_TASK DIRECTIONS_
Pull out every line of the entries below word for word, leaving out the pictures.

::: GIVEN INFORMATION

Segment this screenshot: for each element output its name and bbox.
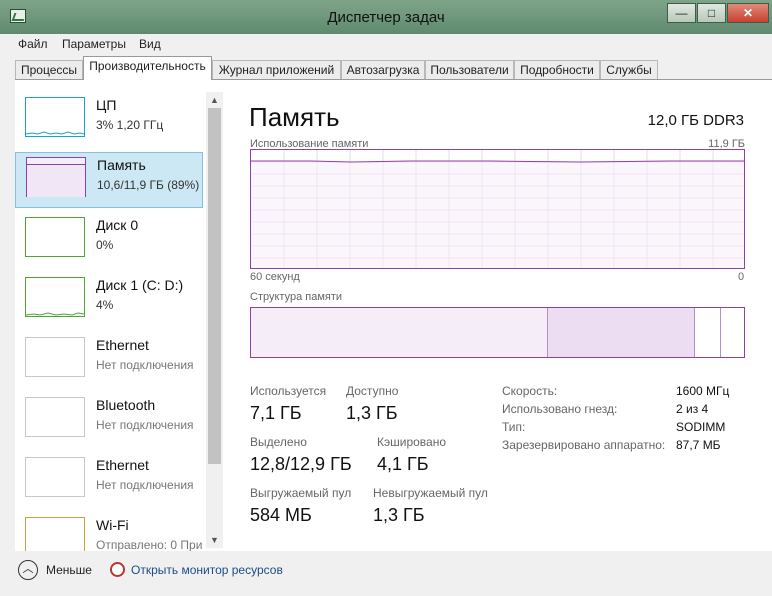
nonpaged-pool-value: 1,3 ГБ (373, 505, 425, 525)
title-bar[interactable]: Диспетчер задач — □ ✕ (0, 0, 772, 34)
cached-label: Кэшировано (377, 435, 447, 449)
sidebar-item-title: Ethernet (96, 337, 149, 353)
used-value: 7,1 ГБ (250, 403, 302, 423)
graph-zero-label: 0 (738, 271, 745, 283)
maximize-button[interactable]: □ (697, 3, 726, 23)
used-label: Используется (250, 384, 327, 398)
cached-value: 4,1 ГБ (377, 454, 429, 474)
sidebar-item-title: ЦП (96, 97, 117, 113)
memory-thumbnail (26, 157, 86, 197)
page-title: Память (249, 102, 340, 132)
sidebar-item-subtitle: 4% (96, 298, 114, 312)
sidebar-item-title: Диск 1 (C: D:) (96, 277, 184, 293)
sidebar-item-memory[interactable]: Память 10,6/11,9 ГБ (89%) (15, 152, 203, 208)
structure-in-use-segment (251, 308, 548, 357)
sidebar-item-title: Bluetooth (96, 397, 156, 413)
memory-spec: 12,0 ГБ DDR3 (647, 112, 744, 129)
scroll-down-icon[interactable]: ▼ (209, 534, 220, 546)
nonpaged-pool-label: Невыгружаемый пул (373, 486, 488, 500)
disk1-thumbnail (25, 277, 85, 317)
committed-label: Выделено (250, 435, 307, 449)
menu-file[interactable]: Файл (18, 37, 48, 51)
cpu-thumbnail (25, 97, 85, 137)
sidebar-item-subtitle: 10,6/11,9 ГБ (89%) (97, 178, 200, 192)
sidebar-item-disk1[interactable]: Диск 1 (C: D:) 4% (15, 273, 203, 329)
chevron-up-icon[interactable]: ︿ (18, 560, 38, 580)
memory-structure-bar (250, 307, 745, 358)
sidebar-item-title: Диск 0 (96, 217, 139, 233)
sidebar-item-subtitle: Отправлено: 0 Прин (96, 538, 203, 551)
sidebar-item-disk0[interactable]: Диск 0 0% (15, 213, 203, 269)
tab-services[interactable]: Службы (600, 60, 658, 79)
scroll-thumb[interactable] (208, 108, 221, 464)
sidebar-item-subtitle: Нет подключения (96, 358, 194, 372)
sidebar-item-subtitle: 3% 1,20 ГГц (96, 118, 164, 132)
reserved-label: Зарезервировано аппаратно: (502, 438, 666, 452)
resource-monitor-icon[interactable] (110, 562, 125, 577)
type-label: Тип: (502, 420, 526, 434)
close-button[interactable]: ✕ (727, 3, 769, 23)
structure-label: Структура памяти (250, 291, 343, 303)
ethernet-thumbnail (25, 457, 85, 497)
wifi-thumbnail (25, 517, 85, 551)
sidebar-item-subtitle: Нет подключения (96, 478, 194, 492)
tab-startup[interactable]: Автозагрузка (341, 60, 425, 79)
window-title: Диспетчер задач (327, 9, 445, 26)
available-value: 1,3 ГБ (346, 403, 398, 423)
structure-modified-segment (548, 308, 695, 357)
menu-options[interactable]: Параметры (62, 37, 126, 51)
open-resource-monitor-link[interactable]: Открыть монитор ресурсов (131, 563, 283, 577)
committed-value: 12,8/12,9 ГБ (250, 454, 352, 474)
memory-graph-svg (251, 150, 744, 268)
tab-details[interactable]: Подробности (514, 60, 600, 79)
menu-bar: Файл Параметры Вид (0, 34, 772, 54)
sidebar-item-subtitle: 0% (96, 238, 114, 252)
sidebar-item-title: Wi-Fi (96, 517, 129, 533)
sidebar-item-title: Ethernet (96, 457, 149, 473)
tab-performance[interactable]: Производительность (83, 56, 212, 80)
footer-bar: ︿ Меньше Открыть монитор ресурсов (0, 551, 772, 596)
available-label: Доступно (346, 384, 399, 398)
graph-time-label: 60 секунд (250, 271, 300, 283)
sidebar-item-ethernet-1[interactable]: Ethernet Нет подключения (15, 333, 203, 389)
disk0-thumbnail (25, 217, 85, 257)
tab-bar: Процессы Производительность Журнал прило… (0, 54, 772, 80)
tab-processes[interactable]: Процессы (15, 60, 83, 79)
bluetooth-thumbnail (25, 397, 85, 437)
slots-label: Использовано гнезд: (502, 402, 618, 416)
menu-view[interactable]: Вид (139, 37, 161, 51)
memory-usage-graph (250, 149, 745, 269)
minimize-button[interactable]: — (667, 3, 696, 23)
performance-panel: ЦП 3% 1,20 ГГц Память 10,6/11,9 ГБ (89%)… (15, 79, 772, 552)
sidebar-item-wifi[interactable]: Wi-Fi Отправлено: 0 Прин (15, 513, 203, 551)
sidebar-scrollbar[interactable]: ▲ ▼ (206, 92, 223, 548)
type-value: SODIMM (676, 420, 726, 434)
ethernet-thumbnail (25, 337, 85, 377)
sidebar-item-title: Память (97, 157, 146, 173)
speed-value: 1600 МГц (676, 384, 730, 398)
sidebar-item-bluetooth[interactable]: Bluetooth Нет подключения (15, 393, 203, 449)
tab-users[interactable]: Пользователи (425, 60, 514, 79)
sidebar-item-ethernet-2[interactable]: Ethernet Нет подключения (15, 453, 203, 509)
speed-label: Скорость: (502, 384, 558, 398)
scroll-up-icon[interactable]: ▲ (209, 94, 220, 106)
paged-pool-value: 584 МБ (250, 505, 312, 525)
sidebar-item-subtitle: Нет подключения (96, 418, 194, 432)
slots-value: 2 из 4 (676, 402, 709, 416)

::::::

_SOLUTION TO THIS PROBLEM_
Segment this screenshot: for each element output its name and bbox.
nonpaged-pool-value: 1,3 ГБ (373, 505, 425, 525)
title-bar[interactable]: Диспетчер задач — □ ✕ (0, 0, 772, 34)
cached-label: Кэшировано (377, 435, 447, 449)
sidebar-item-title: Ethernet (96, 337, 149, 353)
used-value: 7,1 ГБ (250, 403, 302, 423)
graph-zero-label: 0 (738, 271, 745, 283)
maximize-button[interactable]: □ (697, 3, 726, 23)
used-label: Используется (250, 384, 327, 398)
cached-value: 4,1 ГБ (377, 454, 429, 474)
sidebar-item-title: ЦП (96, 97, 117, 113)
memory-thumbnail (26, 157, 86, 197)
page-title: Память (249, 102, 340, 132)
sidebar-item-subtitle: 4% (96, 298, 114, 312)
sidebar-item-title: Диск 1 (C: D:) (96, 277, 184, 293)
sidebar-item-memory[interactable]: Память 10,6/11,9 ГБ (89%) (15, 152, 203, 208)
structure-in-use-segment (251, 308, 548, 357)
sidebar-item-title: Bluetooth (96, 397, 156, 413)
memory-spec: 12,0 ГБ DDR3 (647, 112, 744, 129)
scroll-down-icon[interactable]: ▼ (209, 534, 220, 546)
nonpaged-pool-label: Невыгружаемый пул (373, 486, 488, 500)
disk1-thumbnail (25, 277, 85, 317)
committed-label: Выделено (250, 435, 307, 449)
menu-file[interactable]: Файл (18, 37, 48, 51)
cpu-thumbnail (25, 97, 85, 137)
sidebar-item-subtitle: 10,6/11,9 ГБ (89%) (97, 178, 200, 192)
sidebar-item-disk1[interactable]: Диск 1 (C: D:) 4% (15, 273, 203, 329)
chevron-up-icon[interactable]: ︿ (18, 560, 38, 580)
memory-structure-bar (250, 307, 745, 358)
sidebar-item-title: Диск 0 (96, 217, 139, 233)
sidebar-item-subtitle: Отправлено: 0 Прин (96, 538, 203, 551)
sidebar-item-disk0[interactable]: Диск 0 0% (15, 213, 203, 269)
tab-services[interactable]: Службы (600, 60, 658, 79)
scroll-thumb[interactable] (208, 108, 221, 464)
sidebar-item-subtitle: Нет подключения (96, 358, 194, 372)
sidebar-item-subtitle: 3% 1,20 ГГц (96, 118, 164, 132)
reserved-label: Зарезервировано аппаратно: (502, 438, 666, 452)
resource-monitor-icon[interactable] (110, 562, 125, 577)
type-label: Тип: (502, 420, 526, 434)
close-button[interactable]: ✕ (727, 3, 769, 23)
structure-label: Структура памяти (250, 291, 343, 303)
ethernet-thumbnail (25, 457, 85, 497)
wifi-thumbnail (25, 517, 85, 551)
sidebar-item-subtitle: Нет подключения (96, 478, 194, 492)
tab-startup[interactable]: Автозагрузка (341, 60, 425, 79)
window-title: Диспетчер задач (327, 9, 445, 26)
available-value: 1,3 ГБ (346, 403, 398, 423)
structure-modified-segment (548, 308, 695, 357)
menu-options[interactable]: Параметры (62, 37, 126, 51)
open-resource-monitor-link[interactable]: Открыть монитор ресурсов (131, 563, 283, 577)
committed-value: 12,8/12,9 ГБ (250, 454, 352, 474)
memory-graph-svg (251, 150, 744, 268)
tab-details[interactable]: Подробности (514, 60, 600, 79)
menu-bar: Файл Параметры Вид (0, 34, 772, 54)
sidebar-item-subtitle: 0% (96, 238, 114, 252)
sidebar-item-title: Wi-Fi (96, 517, 129, 533)
sidebar-item-title: Ethernet (96, 457, 149, 473)
tab-performance[interactable]: Производительность (83, 56, 212, 80)
footer-bar: ︿ Меньше Открыть монитор ресурсов (0, 551, 772, 596)
available-label: Доступно (346, 384, 399, 398)
graph-time-label: 60 секунд (250, 271, 300, 283)
sidebar-item-ethernet-1[interactable]: Ethernet Нет подключения (15, 333, 203, 389)
disk0-thumbnail (25, 217, 85, 257)
tab-bar: Процессы Производительность Журнал прило… (0, 54, 772, 80)
tab-processes[interactable]: Процессы (15, 60, 83, 79)
bluetooth-thumbnail (25, 397, 85, 437)
slots-label: Использовано гнезд: (502, 402, 618, 416)
menu-view[interactable]: Вид (139, 37, 161, 51)
memory-usage-graph (250, 149, 745, 269)
minimize-button[interactable]: — (667, 3, 696, 23)
performance-panel: ЦП 3% 1,20 ГГц Память 10,6/11,9 ГБ (89%)… (15, 79, 772, 552)
sidebar-item-wifi[interactable]: Wi-Fi Отправлено: 0 Прин (15, 513, 203, 551)
sidebar-scrollbar[interactable]: ▲ ▼ (206, 92, 223, 548)
type-value: SODIMM (676, 420, 726, 434)
ethernet-thumbnail (25, 337, 85, 377)
sidebar-item-title: Память (97, 157, 146, 173)
speed-value: 1600 МГц (676, 384, 730, 398)
sidebar-item-bluetooth[interactable]: Bluetooth Нет подключения (15, 393, 203, 449)
tab-users[interactable]: Пользователи (425, 60, 514, 79)
sidebar-item-ethernet-2[interactable]: Ethernet Нет подключения (15, 453, 203, 509)
speed-label: Скорость: (502, 384, 558, 398)
scroll-up-icon[interactable]: ▲ (209, 94, 220, 106)
paged-pool-value: 584 МБ (250, 505, 312, 525)
sidebar-item-subtitle: Нет подключения (96, 418, 194, 432)
slots-value: 2 из 4 (676, 402, 709, 416)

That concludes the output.